• Records from a collection of figures:
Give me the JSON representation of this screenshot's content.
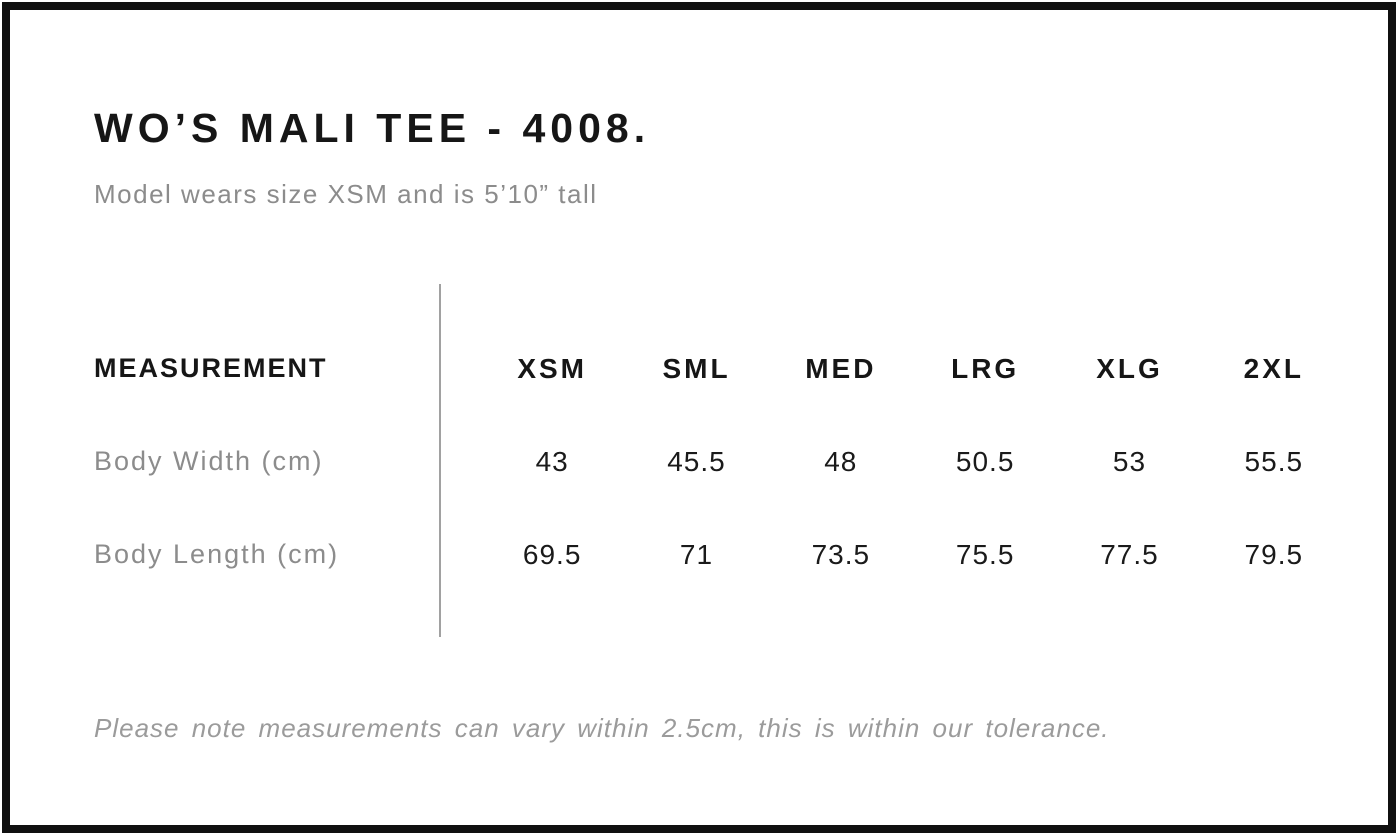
{
  "header": {
    "title": "WO’S MALI TEE - 4008.",
    "subtitle": "Model wears size XSM and is 5’10” tall"
  },
  "table": {
    "header": [
      "MEASUREMENT",
      "XSM",
      "SML",
      "MED",
      "LRG",
      "XLG",
      "2XL"
    ],
    "rows": [
      {
        "label": "Body Width (cm)",
        "values": [
          43,
          45.5,
          48,
          50.5,
          53,
          55.5
        ]
      },
      {
        "label": "Body Length (cm)",
        "values": [
          69.5,
          71,
          73.5,
          75.5,
          77.5,
          79.5
        ]
      }
    ]
  },
  "footer": {
    "note": "Please note measurements can vary within 2.5cm, this is within our tolerance."
  },
  "colors": {
    "text_primary": "#161616",
    "text_muted": "#8c8c8c",
    "divider": "#a1a1a1",
    "frame": "#101010"
  },
  "chart_data": {
    "type": "table",
    "title": "WO’S MALI TEE - 4008.",
    "subtitle": "Model wears size XSM and is 5’10” tall",
    "columns": [
      "MEASUREMENT",
      "XSM",
      "SML",
      "MED",
      "LRG",
      "XLG",
      "2XL"
    ],
    "rows": [
      {
        "label": "Body Width (cm)",
        "values": [
          43,
          45.5,
          48,
          50.5,
          53,
          55.5
        ]
      },
      {
        "label": "Body Length (cm)",
        "values": [
          69.5,
          71,
          73.5,
          75.5,
          77.5,
          79.5
        ]
      }
    ],
    "note": "Please note measurements can vary within 2.5cm, this is within our tolerance.",
    "layout": {
      "label_column_left": true,
      "vertical_divider_after_label": true,
      "grid": false
    }
  }
}
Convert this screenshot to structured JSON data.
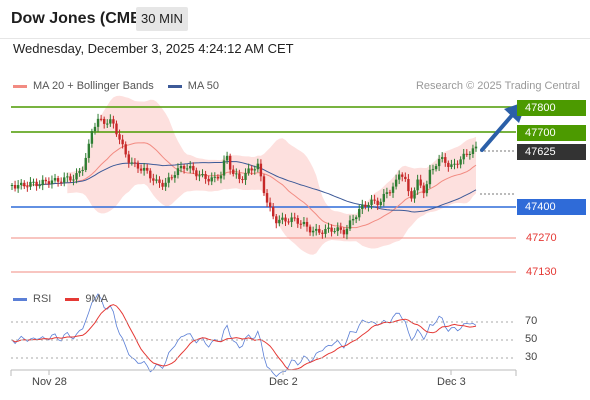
{
  "header": {
    "title": "Dow Jones (CME)",
    "timeframe": "30 MIN"
  },
  "datetime": "Wednesday, December 3, 2025 4:24:12 AM CET",
  "legend": {
    "ma20": "MA 20 + Bollinger Bands",
    "ma50": "MA 50",
    "ma20_color": "#f28b82",
    "ma50_color": "#3d5a98"
  },
  "research": "Research © 2025 Trading Central",
  "levels": {
    "r2": {
      "value": "47800",
      "color": "#4c9a00"
    },
    "r1": {
      "value": "47700",
      "color": "#4c9a00"
    },
    "last": {
      "value": "47625",
      "color": "#333333"
    },
    "s1": {
      "value": "47400",
      "color": "#2f6bd8"
    },
    "s2": {
      "value": "47270",
      "color": "#e53935"
    },
    "s3": {
      "value": "47130",
      "color": "#e53935"
    }
  },
  "rsi_panel": {
    "rsi_label": "RSI",
    "ma_label": "9MA",
    "rsi_color": "#5b7fd6",
    "ma_color": "#e53935",
    "ticks": [
      "70",
      "50",
      "30"
    ]
  },
  "x_axis": [
    "Nov 28",
    "Dec 2",
    "Dec 3"
  ]
}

• Instruction: Skip the pictures and transcribe the rest of the records exactly.

• Exercise answer:
Give me the JSON representation of this screenshot's content.
{
  "header": {
    "title": "WO’S MALI TEE - 4008.",
    "subtitle": "Model wears size XSM and is 5’10” tall"
  },
  "table": {
    "header": [
      "MEASUREMENT",
      "XSM",
      "SML",
      "MED",
      "LRG",
      "XLG",
      "2XL"
    ],
    "rows": [
      {
        "label": "Body Width (cm)",
        "values": [
          43,
          45.5,
          48,
          50.5,
          53,
          55.5
        ]
      },
      {
        "label": "Body Length (cm)",
        "values": [
          69.5,
          71,
          73.5,
          75.5,
          77.5,
          79.5
        ]
      }
    ]
  },
  "footer": {
    "note": "Please note measurements can vary within 2.5cm, this is within our tolerance."
  },
  "colors": {
    "text_primary": "#161616",
    "text_muted": "#8c8c8c",
    "divider": "#a1a1a1",
    "frame": "#101010"
  },
  "chart_data": {
    "type": "table",
    "title": "WO’S MALI TEE - 4008.",
    "subtitle": "Model wears size XSM and is 5’10” tall",
    "columns": [
      "MEASUREMENT",
      "XSM",
      "SML",
      "MED",
      "LRG",
      "XLG",
      "2XL"
    ],
    "rows": [
      {
        "label": "Body Width (cm)",
        "values": [
          43,
          45.5,
          48,
          50.5,
          53,
          55.5
        ]
      },
      {
        "label": "Body Length (cm)",
        "values": [
          69.5,
          71,
          73.5,
          75.5,
          77.5,
          79.5
        ]
      }
    ],
    "note": "Please note measurements can vary within 2.5cm, this is within our tolerance.",
    "layout": {
      "label_column_left": true,
      "vertical_divider_after_label": true,
      "grid": false
    }
  }
}
Convert this screenshot to structured JSON data.
{
  "header": {
    "title": "Dow Jones (CME)",
    "timeframe": "30 MIN"
  },
  "datetime": "Wednesday, December 3, 2025 4:24:12 AM CET",
  "legend": {
    "ma20": "MA 20 + Bollinger Bands",
    "ma50": "MA 50",
    "ma20_color": "#f28b82",
    "ma50_color": "#3d5a98"
  },
  "research": "Research © 2025 Trading Central",
  "levels": {
    "r2": {
      "value": "47800",
      "color": "#4c9a00"
    },
    "r1": {
      "value": "47700",
      "color": "#4c9a00"
    },
    "last": {
      "value": "47625",
      "color": "#333333"
    },
    "s1": {
      "value": "47400",
      "color": "#2f6bd8"
    },
    "s2": {
      "value": "47270",
      "color": "#e53935"
    },
    "s3": {
      "value": "47130",
      "color": "#e53935"
    }
  },
  "rsi_panel": {
    "rsi_label": "RSI",
    "ma_label": "9MA",
    "rsi_color": "#5b7fd6",
    "ma_color": "#e53935",
    "ticks": [
      "70",
      "50",
      "30"
    ]
  },
  "x_axis": [
    "Nov 28",
    "Dec 2",
    "Dec 3"
  ]
}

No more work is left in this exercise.